Task instructions - Determine the number of lines containing the word "ylabel", and state that figure alone.

[Extracts from a graphics dataset]
# # # #

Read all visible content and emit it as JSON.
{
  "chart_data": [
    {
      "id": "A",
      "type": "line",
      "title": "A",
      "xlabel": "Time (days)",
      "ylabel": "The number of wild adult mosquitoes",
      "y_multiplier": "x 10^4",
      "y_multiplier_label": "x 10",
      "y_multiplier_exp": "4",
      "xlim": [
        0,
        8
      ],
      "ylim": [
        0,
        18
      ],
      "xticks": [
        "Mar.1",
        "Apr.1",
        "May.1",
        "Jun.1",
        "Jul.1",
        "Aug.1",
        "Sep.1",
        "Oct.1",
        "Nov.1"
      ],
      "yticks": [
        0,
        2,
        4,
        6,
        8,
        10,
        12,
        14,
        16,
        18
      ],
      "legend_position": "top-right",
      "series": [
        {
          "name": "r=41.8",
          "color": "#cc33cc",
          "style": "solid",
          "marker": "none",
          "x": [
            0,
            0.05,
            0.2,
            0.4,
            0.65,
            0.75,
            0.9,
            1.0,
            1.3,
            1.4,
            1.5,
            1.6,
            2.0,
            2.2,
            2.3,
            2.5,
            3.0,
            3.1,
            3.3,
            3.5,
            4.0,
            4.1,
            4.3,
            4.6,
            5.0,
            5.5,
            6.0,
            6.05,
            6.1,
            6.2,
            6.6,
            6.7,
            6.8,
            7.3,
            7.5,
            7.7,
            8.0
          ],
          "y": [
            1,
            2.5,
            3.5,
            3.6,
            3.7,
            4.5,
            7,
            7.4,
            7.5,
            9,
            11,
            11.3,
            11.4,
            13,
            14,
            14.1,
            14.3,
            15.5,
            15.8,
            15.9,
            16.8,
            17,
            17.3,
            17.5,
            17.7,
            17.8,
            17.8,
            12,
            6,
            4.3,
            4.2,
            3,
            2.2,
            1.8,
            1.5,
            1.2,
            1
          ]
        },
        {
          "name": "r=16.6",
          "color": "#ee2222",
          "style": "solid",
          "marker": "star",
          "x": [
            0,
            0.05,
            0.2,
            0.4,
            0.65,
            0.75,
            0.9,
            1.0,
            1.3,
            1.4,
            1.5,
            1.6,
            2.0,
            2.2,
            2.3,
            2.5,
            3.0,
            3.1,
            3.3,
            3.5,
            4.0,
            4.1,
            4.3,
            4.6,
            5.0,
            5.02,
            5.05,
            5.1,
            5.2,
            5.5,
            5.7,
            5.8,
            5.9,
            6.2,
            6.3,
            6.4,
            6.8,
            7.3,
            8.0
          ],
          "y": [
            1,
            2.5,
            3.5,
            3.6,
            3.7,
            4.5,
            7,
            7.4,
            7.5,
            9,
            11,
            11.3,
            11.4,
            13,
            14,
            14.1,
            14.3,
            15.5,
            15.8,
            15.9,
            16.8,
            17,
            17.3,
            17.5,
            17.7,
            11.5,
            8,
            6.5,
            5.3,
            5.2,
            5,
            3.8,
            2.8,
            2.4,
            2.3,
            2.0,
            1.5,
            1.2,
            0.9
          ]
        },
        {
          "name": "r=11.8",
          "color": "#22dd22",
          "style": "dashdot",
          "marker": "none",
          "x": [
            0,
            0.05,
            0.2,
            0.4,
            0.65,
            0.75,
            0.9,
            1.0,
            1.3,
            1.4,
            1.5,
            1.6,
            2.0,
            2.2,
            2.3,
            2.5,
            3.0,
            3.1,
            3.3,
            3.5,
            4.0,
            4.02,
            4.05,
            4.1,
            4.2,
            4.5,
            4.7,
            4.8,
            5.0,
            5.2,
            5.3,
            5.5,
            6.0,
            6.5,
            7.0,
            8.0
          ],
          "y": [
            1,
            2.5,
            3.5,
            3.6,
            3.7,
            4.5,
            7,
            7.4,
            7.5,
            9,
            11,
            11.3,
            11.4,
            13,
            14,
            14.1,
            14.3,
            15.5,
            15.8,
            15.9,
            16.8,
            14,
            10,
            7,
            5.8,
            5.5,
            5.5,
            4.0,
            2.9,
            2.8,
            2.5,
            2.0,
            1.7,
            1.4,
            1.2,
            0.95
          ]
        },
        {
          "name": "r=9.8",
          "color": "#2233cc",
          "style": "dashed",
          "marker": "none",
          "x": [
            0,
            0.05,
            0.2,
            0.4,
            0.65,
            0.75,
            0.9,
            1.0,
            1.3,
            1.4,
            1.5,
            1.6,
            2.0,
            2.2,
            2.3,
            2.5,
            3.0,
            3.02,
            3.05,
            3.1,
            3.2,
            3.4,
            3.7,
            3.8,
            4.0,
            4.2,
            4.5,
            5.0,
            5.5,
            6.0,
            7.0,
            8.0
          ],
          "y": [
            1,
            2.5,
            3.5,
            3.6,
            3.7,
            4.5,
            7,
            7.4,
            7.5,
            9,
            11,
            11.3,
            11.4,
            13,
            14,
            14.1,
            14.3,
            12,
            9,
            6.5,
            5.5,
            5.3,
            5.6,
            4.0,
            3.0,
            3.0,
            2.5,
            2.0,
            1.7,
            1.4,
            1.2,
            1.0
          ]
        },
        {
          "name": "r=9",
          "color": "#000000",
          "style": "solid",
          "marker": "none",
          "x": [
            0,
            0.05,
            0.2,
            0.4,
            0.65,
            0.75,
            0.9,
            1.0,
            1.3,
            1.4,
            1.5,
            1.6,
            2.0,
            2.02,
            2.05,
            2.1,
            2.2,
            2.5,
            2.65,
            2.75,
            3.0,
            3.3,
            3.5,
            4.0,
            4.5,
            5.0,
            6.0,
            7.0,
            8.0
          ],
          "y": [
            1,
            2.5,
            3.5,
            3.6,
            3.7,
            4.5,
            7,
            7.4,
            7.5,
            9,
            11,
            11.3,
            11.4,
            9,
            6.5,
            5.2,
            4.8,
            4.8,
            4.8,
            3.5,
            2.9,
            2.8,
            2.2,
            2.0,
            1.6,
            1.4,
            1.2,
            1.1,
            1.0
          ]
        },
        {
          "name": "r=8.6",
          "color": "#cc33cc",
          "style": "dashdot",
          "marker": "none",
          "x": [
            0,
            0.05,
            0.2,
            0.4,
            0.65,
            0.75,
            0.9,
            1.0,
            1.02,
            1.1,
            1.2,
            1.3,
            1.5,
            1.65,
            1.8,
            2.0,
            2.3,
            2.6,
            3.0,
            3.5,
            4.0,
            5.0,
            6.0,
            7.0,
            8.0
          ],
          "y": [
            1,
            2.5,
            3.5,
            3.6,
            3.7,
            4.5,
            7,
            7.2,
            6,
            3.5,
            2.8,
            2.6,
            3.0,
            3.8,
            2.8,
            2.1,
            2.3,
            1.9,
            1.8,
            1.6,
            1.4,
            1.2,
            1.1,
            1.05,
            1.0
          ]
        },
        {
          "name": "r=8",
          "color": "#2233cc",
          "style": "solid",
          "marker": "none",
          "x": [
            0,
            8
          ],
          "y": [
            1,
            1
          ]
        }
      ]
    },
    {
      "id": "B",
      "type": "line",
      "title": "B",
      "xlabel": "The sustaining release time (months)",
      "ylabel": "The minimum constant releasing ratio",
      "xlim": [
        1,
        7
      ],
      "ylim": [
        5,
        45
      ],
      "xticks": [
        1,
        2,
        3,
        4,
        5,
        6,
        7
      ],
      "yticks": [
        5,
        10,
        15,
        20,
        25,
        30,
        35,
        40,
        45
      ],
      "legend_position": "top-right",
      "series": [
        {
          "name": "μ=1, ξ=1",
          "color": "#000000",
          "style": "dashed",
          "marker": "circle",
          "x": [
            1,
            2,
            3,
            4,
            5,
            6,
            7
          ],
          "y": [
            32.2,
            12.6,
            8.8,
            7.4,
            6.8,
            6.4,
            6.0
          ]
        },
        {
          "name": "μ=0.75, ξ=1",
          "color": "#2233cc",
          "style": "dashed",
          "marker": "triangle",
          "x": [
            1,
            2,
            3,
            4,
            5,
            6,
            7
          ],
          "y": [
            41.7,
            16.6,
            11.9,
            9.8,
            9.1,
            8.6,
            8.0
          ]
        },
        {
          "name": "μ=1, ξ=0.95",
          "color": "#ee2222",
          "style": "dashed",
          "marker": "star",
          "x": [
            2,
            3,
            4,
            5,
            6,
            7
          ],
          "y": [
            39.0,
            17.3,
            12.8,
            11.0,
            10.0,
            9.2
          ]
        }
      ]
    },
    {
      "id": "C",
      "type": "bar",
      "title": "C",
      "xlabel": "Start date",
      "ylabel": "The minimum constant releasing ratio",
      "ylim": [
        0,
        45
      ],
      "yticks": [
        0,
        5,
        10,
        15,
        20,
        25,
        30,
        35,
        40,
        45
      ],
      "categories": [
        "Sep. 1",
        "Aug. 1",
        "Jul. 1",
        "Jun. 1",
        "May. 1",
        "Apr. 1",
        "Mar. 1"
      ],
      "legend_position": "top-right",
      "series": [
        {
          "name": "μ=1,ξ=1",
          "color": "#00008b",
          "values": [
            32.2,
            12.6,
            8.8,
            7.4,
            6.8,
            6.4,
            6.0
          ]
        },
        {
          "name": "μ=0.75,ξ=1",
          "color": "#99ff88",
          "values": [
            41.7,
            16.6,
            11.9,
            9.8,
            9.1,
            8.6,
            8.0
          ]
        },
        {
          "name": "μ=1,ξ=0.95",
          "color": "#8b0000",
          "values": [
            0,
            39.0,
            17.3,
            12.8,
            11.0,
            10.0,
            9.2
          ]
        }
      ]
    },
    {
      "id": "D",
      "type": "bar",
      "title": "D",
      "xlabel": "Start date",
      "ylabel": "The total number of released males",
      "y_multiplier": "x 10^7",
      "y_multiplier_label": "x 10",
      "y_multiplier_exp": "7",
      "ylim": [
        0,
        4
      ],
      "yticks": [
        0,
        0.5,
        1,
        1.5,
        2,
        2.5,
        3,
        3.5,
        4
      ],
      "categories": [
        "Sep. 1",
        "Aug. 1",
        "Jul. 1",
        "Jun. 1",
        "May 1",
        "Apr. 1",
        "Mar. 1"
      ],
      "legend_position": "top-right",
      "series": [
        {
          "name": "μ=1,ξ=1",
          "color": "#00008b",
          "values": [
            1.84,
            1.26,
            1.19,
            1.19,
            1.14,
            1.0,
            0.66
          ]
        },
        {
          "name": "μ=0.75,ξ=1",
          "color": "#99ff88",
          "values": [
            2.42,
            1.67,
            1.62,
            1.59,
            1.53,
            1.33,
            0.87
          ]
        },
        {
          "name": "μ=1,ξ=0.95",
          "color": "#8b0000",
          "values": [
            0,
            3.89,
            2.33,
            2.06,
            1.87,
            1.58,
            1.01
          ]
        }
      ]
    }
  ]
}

# # # #

Final answer - 4